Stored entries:
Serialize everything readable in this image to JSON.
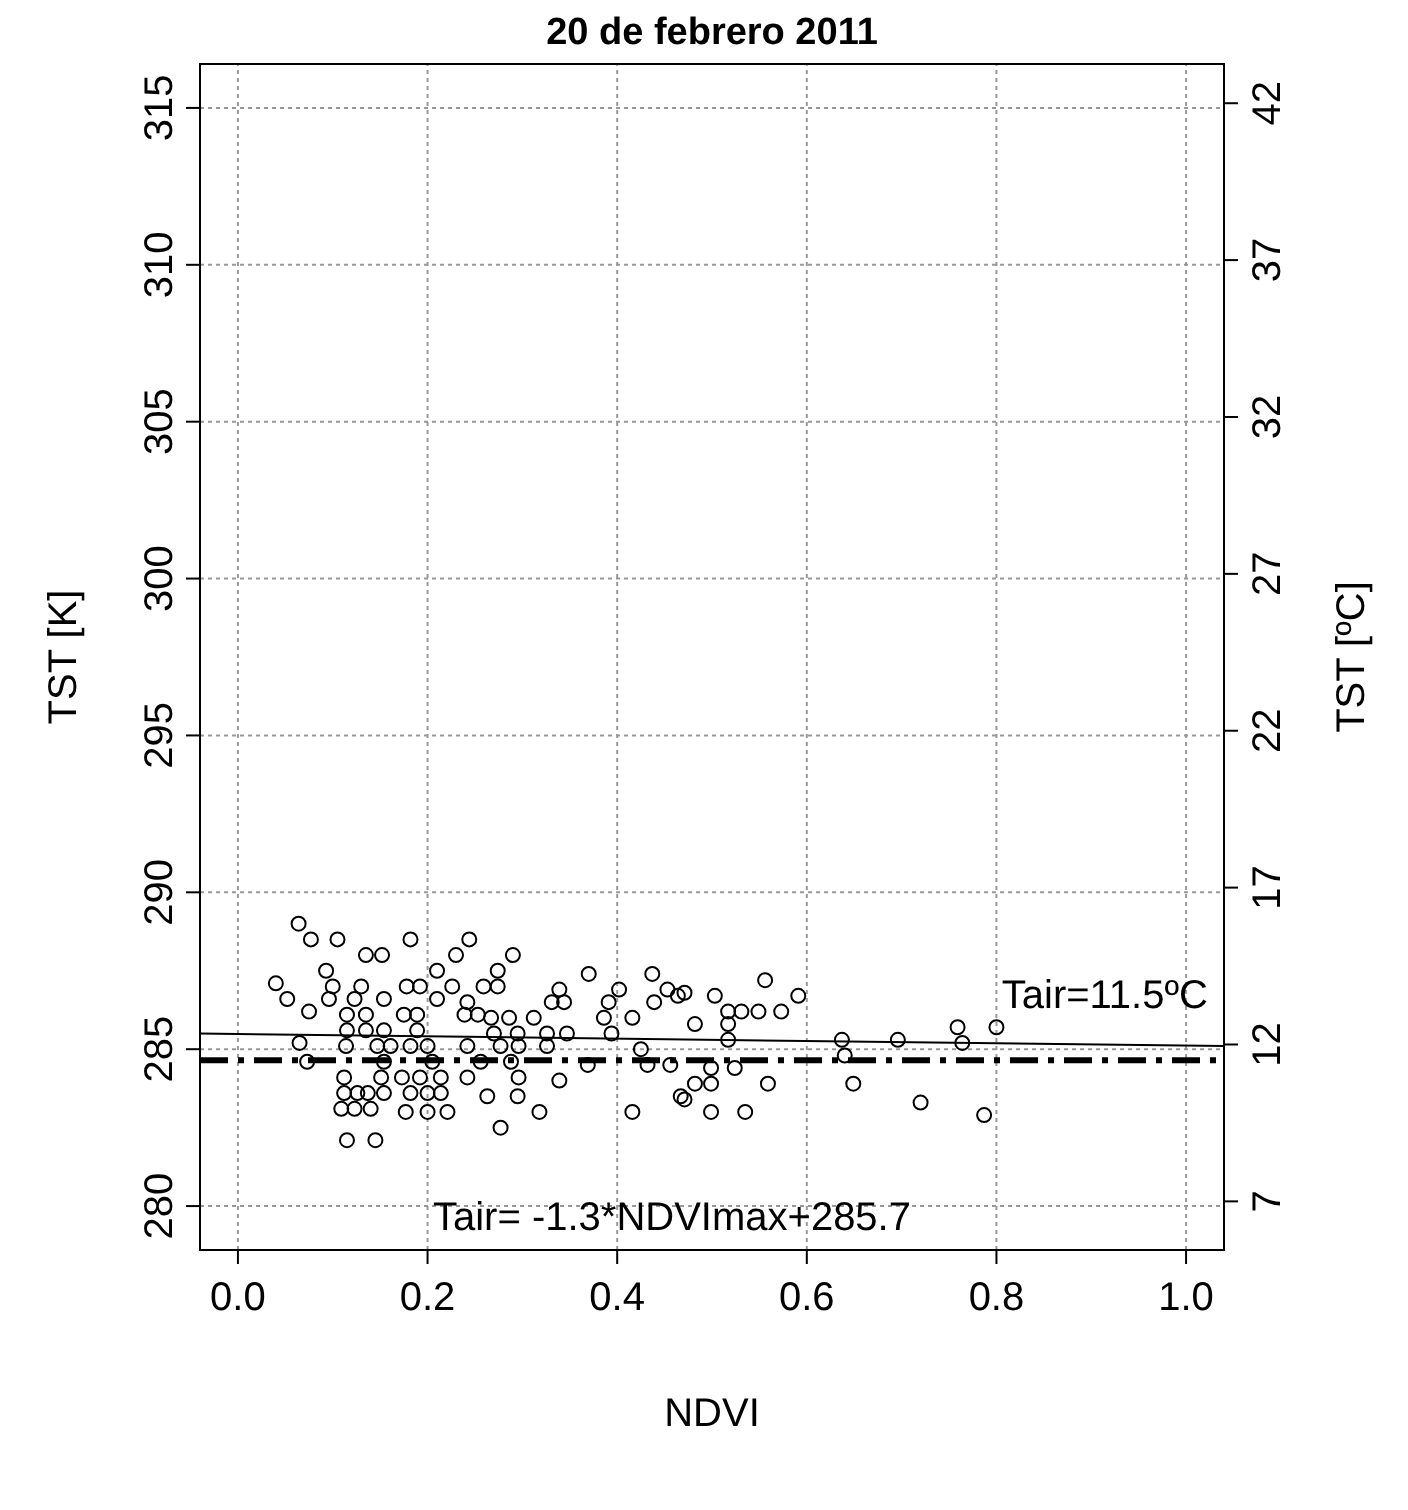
{
  "chart_data": {
    "type": "scatter",
    "title": "20 de febrero 2011",
    "xlabel": "NDVI",
    "ylabel": "TST [K]",
    "y2label": "TST [ºC]",
    "xlim": [
      -0.04,
      1.04
    ],
    "xticks": [
      {
        "value": 0,
        "label": "0.0"
      },
      {
        "value": 0.2,
        "label": "0.2"
      },
      {
        "value": 0.4,
        "label": "0.4"
      },
      {
        "value": 0.6,
        "label": "0.6"
      },
      {
        "value": 0.8,
        "label": "0.8"
      },
      {
        "value": 1,
        "label": "1.0"
      }
    ],
    "ylim": [
      278.6,
      316.4
    ],
    "yticks": [
      280,
      285,
      290,
      295,
      300,
      305,
      310,
      315
    ],
    "y2lim": [
      5.45,
      43.25
    ],
    "y2ticks": [
      7,
      12,
      17,
      22,
      27,
      32,
      37,
      42
    ],
    "grid": true,
    "series": [
      {
        "marker": "circle",
        "color": "#000000",
        "x": [
          0.064,
          0.077,
          0.105,
          0.135,
          0.152,
          0.182,
          0.244,
          0.23,
          0.29,
          0.093,
          0.21,
          0.274,
          0.37,
          0.437,
          0.04,
          0.1,
          0.13,
          0.178,
          0.192,
          0.226,
          0.259,
          0.274,
          0.339,
          0.402,
          0.453,
          0.471,
          0.052,
          0.096,
          0.123,
          0.154,
          0.21,
          0.242,
          0.331,
          0.344,
          0.391,
          0.439,
          0.075,
          0.115,
          0.135,
          0.175,
          0.189,
          0.239,
          0.253,
          0.267,
          0.286,
          0.312,
          0.386,
          0.416,
          0.115,
          0.135,
          0.154,
          0.189,
          0.27,
          0.295,
          0.326,
          0.347,
          0.394,
          0.065,
          0.114,
          0.147,
          0.161,
          0.182,
          0.2,
          0.242,
          0.277,
          0.296,
          0.326,
          0.425,
          0.073,
          0.154,
          0.205,
          0.256,
          0.288,
          0.369,
          0.432,
          0.456,
          0.112,
          0.151,
          0.173,
          0.192,
          0.214,
          0.242,
          0.296,
          0.339,
          0.112,
          0.126,
          0.137,
          0.154,
          0.182,
          0.2,
          0.214,
          0.263,
          0.295,
          0.109,
          0.123,
          0.14,
          0.177,
          0.2,
          0.221,
          0.318,
          0.416,
          0.277,
          0.115,
          0.145,
          0.471,
          0.464,
          0.503,
          0.556,
          0.591,
          0.517,
          0.531,
          0.549,
          0.573,
          0.482,
          0.517,
          0.517,
          0.637,
          0.696,
          0.759,
          0.8,
          0.764,
          0.64,
          0.499,
          0.524,
          0.482,
          0.499,
          0.559,
          0.649,
          0.467,
          0.499,
          0.535,
          0.72,
          0.787
        ],
        "values": [
          289.0,
          288.5,
          288.5,
          288.0,
          288.0,
          288.5,
          288.5,
          288.0,
          288.0,
          287.5,
          287.5,
          287.5,
          287.4,
          287.4,
          287.1,
          287.0,
          287.0,
          287.0,
          287.0,
          287.0,
          287.0,
          287.0,
          286.9,
          286.9,
          286.9,
          286.8,
          286.6,
          286.6,
          286.6,
          286.6,
          286.6,
          286.5,
          286.5,
          286.5,
          286.5,
          286.5,
          286.2,
          286.1,
          286.1,
          286.1,
          286.1,
          286.1,
          286.1,
          286.0,
          286.0,
          286.0,
          286.0,
          286.0,
          285.6,
          285.6,
          285.6,
          285.6,
          285.5,
          285.5,
          285.5,
          285.5,
          285.5,
          285.2,
          285.1,
          285.1,
          285.1,
          285.1,
          285.1,
          285.1,
          285.1,
          285.1,
          285.1,
          285.0,
          284.6,
          284.6,
          284.6,
          284.6,
          284.6,
          284.5,
          284.5,
          284.5,
          284.1,
          284.1,
          284.1,
          284.1,
          284.1,
          284.1,
          284.1,
          284.0,
          283.6,
          283.6,
          283.6,
          283.6,
          283.6,
          283.6,
          283.6,
          283.5,
          283.5,
          283.1,
          283.1,
          283.1,
          283.0,
          283.0,
          283.0,
          283.0,
          283.0,
          282.5,
          282.1,
          282.1,
          283.4,
          286.7,
          286.7,
          287.2,
          286.7,
          286.2,
          286.2,
          286.2,
          286.2,
          285.8,
          285.8,
          285.3,
          285.3,
          285.3,
          285.7,
          285.7,
          285.2,
          284.8,
          284.4,
          284.4,
          283.9,
          283.9,
          283.9,
          283.9,
          283.5,
          283.0,
          283.0,
          283.3,
          282.9
        ]
      },
      {
        "type": "line",
        "marker": "none",
        "color": "#000000",
        "line_style": "solid",
        "x": [
          -0.04,
          1.04
        ],
        "values": [
          285.5,
          285.1
        ]
      }
    ],
    "ref_lines": [
      {
        "axis": "y2",
        "value": 11.5,
        "label": "Tair=11.5ºC",
        "color": "#000000",
        "line_style": "dashed"
      }
    ],
    "annotations": [
      "Tair= -1.3*NDVImax+285.7"
    ]
  }
}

# Exercise directions
Would you mind returning each entry above word for word, skipping the images?

# Exercise response
Serialize everything readable in this image to JSON.
{
  "chart_data": {
    "type": "scatter",
    "title": "20 de febrero 2011",
    "xlabel": "NDVI",
    "ylabel": "TST [K]",
    "y2label": "TST [ºC]",
    "xlim": [
      -0.04,
      1.04
    ],
    "xticks": [
      {
        "value": 0,
        "label": "0.0"
      },
      {
        "value": 0.2,
        "label": "0.2"
      },
      {
        "value": 0.4,
        "label": "0.4"
      },
      {
        "value": 0.6,
        "label": "0.6"
      },
      {
        "value": 0.8,
        "label": "0.8"
      },
      {
        "value": 1,
        "label": "1.0"
      }
    ],
    "ylim": [
      278.6,
      316.4
    ],
    "yticks": [
      280,
      285,
      290,
      295,
      300,
      305,
      310,
      315
    ],
    "y2lim": [
      5.45,
      43.25
    ],
    "y2ticks": [
      7,
      12,
      17,
      22,
      27,
      32,
      37,
      42
    ],
    "grid": true,
    "series": [
      {
        "marker": "circle",
        "color": "#000000",
        "x": [
          0.064,
          0.077,
          0.105,
          0.135,
          0.152,
          0.182,
          0.244,
          0.23,
          0.29,
          0.093,
          0.21,
          0.274,
          0.37,
          0.437,
          0.04,
          0.1,
          0.13,
          0.178,
          0.192,
          0.226,
          0.259,
          0.274,
          0.339,
          0.402,
          0.453,
          0.471,
          0.052,
          0.096,
          0.123,
          0.154,
          0.21,
          0.242,
          0.331,
          0.344,
          0.391,
          0.439,
          0.075,
          0.115,
          0.135,
          0.175,
          0.189,
          0.239,
          0.253,
          0.267,
          0.286,
          0.312,
          0.386,
          0.416,
          0.115,
          0.135,
          0.154,
          0.189,
          0.27,
          0.295,
          0.326,
          0.347,
          0.394,
          0.065,
          0.114,
          0.147,
          0.161,
          0.182,
          0.2,
          0.242,
          0.277,
          0.296,
          0.326,
          0.425,
          0.073,
          0.154,
          0.205,
          0.256,
          0.288,
          0.369,
          0.432,
          0.456,
          0.112,
          0.151,
          0.173,
          0.192,
          0.214,
          0.242,
          0.296,
          0.339,
          0.112,
          0.126,
          0.137,
          0.154,
          0.182,
          0.2,
          0.214,
          0.263,
          0.295,
          0.109,
          0.123,
          0.14,
          0.177,
          0.2,
          0.221,
          0.318,
          0.416,
          0.277,
          0.115,
          0.145,
          0.471,
          0.464,
          0.503,
          0.556,
          0.591,
          0.517,
          0.531,
          0.549,
          0.573,
          0.482,
          0.517,
          0.517,
          0.637,
          0.696,
          0.759,
          0.8,
          0.764,
          0.64,
          0.499,
          0.524,
          0.482,
          0.499,
          0.559,
          0.649,
          0.467,
          0.499,
          0.535,
          0.72,
          0.787
        ],
        "values": [
          289.0,
          288.5,
          288.5,
          288.0,
          288.0,
          288.5,
          288.5,
          288.0,
          288.0,
          287.5,
          287.5,
          287.5,
          287.4,
          287.4,
          287.1,
          287.0,
          287.0,
          287.0,
          287.0,
          287.0,
          287.0,
          287.0,
          286.9,
          286.9,
          286.9,
          286.8,
          286.6,
          286.6,
          286.6,
          286.6,
          286.6,
          286.5,
          286.5,
          286.5,
          286.5,
          286.5,
          286.2,
          286.1,
          286.1,
          286.1,
          286.1,
          286.1,
          286.1,
          286.0,
          286.0,
          286.0,
          286.0,
          286.0,
          285.6,
          285.6,
          285.6,
          285.6,
          285.5,
          285.5,
          285.5,
          285.5,
          285.5,
          285.2,
          285.1,
          285.1,
          285.1,
          285.1,
          285.1,
          285.1,
          285.1,
          285.1,
          285.1,
          285.0,
          284.6,
          284.6,
          284.6,
          284.6,
          284.6,
          284.5,
          284.5,
          284.5,
          284.1,
          284.1,
          284.1,
          284.1,
          284.1,
          284.1,
          284.1,
          284.0,
          283.6,
          283.6,
          283.6,
          283.6,
          283.6,
          283.6,
          283.6,
          283.5,
          283.5,
          283.1,
          283.1,
          283.1,
          283.0,
          283.0,
          283.0,
          283.0,
          283.0,
          282.5,
          282.1,
          282.1,
          283.4,
          286.7,
          286.7,
          287.2,
          286.7,
          286.2,
          286.2,
          286.2,
          286.2,
          285.8,
          285.8,
          285.3,
          285.3,
          285.3,
          285.7,
          285.7,
          285.2,
          284.8,
          284.4,
          284.4,
          283.9,
          283.9,
          283.9,
          283.9,
          283.5,
          283.0,
          283.0,
          283.3,
          282.9
        ]
      },
      {
        "type": "line",
        "marker": "none",
        "color": "#000000",
        "line_style": "solid",
        "x": [
          -0.04,
          1.04
        ],
        "values": [
          285.5,
          285.1
        ]
      }
    ],
    "ref_lines": [
      {
        "axis": "y2",
        "value": 11.5,
        "label": "Tair=11.5ºC",
        "color": "#000000",
        "line_style": "dashed"
      }
    ],
    "annotations": [
      "Tair= -1.3*NDVImax+285.7"
    ]
  }
}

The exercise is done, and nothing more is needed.